-- Start of Dataset entries --

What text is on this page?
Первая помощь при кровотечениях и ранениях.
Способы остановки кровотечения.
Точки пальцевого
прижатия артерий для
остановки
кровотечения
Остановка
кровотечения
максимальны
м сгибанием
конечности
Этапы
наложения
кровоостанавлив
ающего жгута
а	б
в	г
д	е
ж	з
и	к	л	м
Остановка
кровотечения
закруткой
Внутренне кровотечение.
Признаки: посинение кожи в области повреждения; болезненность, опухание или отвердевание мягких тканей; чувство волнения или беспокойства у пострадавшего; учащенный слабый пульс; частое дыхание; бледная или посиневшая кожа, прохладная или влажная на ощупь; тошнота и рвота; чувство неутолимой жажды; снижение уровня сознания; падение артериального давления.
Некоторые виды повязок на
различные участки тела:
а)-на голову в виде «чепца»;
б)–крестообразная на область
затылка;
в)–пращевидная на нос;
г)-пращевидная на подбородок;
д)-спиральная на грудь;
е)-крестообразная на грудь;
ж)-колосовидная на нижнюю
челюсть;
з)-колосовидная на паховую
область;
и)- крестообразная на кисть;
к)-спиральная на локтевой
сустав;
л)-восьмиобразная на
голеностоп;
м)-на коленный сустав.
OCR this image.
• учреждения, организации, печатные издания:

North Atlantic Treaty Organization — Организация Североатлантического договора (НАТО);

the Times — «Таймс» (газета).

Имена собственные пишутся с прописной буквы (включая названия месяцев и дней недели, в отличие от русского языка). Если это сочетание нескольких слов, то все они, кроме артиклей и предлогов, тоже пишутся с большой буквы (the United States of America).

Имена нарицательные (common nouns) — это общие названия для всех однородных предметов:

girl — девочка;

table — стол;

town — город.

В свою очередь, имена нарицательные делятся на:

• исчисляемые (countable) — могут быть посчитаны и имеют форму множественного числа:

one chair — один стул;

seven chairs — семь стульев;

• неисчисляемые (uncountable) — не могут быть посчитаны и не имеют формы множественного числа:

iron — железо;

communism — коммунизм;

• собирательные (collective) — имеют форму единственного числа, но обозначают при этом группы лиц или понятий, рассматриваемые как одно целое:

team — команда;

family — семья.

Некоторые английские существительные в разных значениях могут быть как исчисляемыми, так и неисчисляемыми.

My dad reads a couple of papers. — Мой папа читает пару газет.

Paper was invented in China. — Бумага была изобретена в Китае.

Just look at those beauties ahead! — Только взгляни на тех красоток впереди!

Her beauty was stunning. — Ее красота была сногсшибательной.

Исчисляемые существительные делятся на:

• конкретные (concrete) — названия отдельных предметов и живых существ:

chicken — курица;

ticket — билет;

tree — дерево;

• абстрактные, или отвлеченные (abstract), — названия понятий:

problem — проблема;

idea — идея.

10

-- End of Dataset entries --

Return all of the above records exactly, leaving no line out.

What text is on this page?
Первая помощь при кровотечениях и ранениях.
Способы остановки кровотечения.
Точки пальцевого
прижатия артерий для
остановки
кровотечения
Остановка
кровотечения
максимальны
м сгибанием
конечности
Этапы
наложения
кровоостанавлив
ающего жгута
а	б
в	г
д	е
ж	з
и	к	л	м
Остановка
кровотечения
закруткой
Внутренне кровотечение.
Признаки: посинение кожи в области повреждения; болезненность, опухание или отвердевание мягких тканей; чувство волнения или беспокойства у пострадавшего; учащенный слабый пульс; частое дыхание; бледная или посиневшая кожа, прохладная или влажная на ощупь; тошнота и рвота; чувство неутолимой жажды; снижение уровня сознания; падение артериального давления.
Некоторые виды повязок на
различные участки тела:
а)-на голову в виде «чепца»;
б)–крестообразная на область
затылка;
в)–пращевидная на нос;
г)-пращевидная на подбородок;
д)-спиральная на грудь;
е)-крестообразная на грудь;
ж)-колосовидная на нижнюю
челюсть;
з)-колосовидная на паховую
область;
и)- крестообразная на кисть;
к)-спиральная на локтевой
сустав;
л)-восьмиобразная на
голеностоп;
м)-на коленный сустав.
OCR this image.
• учреждения, организации, печатные издания:

North Atlantic Treaty Organization — Организация Североатлантического договора (НАТО);

the Times — «Таймс» (газета).

Имена собственные пишутся с прописной буквы (включая названия месяцев и дней недели, в отличие от русского языка). Если это сочетание нескольких слов, то все они, кроме артиклей и предлогов, тоже пишутся с большой буквы (the United States of America).

Имена нарицательные (common nouns) — это общие названия для всех однородных предметов:

girl — девочка;

table — стол;

town — город.

В свою очередь, имена нарицательные делятся на:

• исчисляемые (countable) — могут быть посчитаны и имеют форму множественного числа:

one chair — один стул;

seven chairs — семь стульев;

• неисчисляемые (uncountable) — не могут быть посчитаны и не имеют формы множественного числа:

iron — железо;

communism — коммунизм;

• собирательные (collective) — имеют форму единственного числа, но обозначают при этом группы лиц или понятий, рассматриваемые как одно целое:

team — команда;

family — семья.

Некоторые английские существительные в разных значениях могут быть как исчисляемыми, так и неисчисляемыми.

My dad reads a couple of papers. — Мой папа читает пару газет.

Paper was invented in China. — Бумага была изобретена в Китае.

Just look at those beauties ahead! — Только взгляни на тех красоток впереди!

Her beauty was stunning. — Ее красота была сногсшибательной.

Исчисляемые существительные делятся на:

• конкретные (concrete) — названия отдельных предметов и живых существ:

chicken — курица;

ticket — билет;

tree — дерево;

• абстрактные, или отвлеченные (abstract), — названия понятий:

problem — проблема;

idea — идея.

10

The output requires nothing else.